(Extracted data entries)
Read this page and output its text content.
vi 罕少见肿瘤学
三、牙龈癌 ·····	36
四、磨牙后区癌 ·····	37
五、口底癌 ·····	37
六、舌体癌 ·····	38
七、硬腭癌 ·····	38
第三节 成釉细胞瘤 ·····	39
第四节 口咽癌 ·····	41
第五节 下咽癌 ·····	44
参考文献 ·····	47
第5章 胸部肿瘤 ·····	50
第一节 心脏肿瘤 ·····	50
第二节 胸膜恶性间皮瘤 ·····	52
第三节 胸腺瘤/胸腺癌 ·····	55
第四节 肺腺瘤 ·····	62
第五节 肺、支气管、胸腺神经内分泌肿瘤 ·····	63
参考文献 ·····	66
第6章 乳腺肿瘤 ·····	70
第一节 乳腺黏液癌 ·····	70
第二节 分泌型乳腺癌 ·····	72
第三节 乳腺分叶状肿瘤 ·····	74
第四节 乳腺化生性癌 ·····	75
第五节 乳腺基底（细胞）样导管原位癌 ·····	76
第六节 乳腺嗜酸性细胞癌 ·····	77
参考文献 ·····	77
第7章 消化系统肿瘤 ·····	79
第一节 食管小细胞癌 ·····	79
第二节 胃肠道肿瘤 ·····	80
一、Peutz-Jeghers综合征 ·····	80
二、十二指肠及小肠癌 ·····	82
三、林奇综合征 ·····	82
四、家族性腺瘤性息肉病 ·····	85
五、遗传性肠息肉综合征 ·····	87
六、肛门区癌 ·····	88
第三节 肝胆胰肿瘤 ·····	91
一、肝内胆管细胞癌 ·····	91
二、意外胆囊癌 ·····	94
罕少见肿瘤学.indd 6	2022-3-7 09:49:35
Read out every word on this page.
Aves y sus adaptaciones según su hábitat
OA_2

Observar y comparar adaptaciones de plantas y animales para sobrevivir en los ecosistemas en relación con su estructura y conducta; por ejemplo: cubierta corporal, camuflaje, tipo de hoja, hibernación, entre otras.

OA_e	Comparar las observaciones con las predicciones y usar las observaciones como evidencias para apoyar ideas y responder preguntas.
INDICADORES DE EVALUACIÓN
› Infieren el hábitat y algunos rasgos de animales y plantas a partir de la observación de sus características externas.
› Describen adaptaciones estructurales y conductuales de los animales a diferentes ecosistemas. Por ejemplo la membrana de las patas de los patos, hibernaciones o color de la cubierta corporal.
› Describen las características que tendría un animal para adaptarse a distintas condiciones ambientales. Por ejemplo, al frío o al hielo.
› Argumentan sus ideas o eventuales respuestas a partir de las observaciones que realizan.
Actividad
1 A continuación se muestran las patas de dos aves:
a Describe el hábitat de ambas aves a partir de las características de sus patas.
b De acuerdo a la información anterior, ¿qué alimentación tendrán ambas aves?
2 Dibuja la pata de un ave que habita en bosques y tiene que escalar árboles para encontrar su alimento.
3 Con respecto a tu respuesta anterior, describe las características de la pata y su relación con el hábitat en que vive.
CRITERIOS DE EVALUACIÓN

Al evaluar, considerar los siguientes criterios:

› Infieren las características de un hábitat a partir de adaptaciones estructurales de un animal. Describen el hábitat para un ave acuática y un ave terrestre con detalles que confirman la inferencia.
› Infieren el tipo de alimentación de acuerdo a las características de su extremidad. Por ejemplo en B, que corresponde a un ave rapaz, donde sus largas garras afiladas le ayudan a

WHAT TO DO: Only a number is wanted: how many lines of the material above hold "características"?

RESPONSE TO THE EXERCISE: 6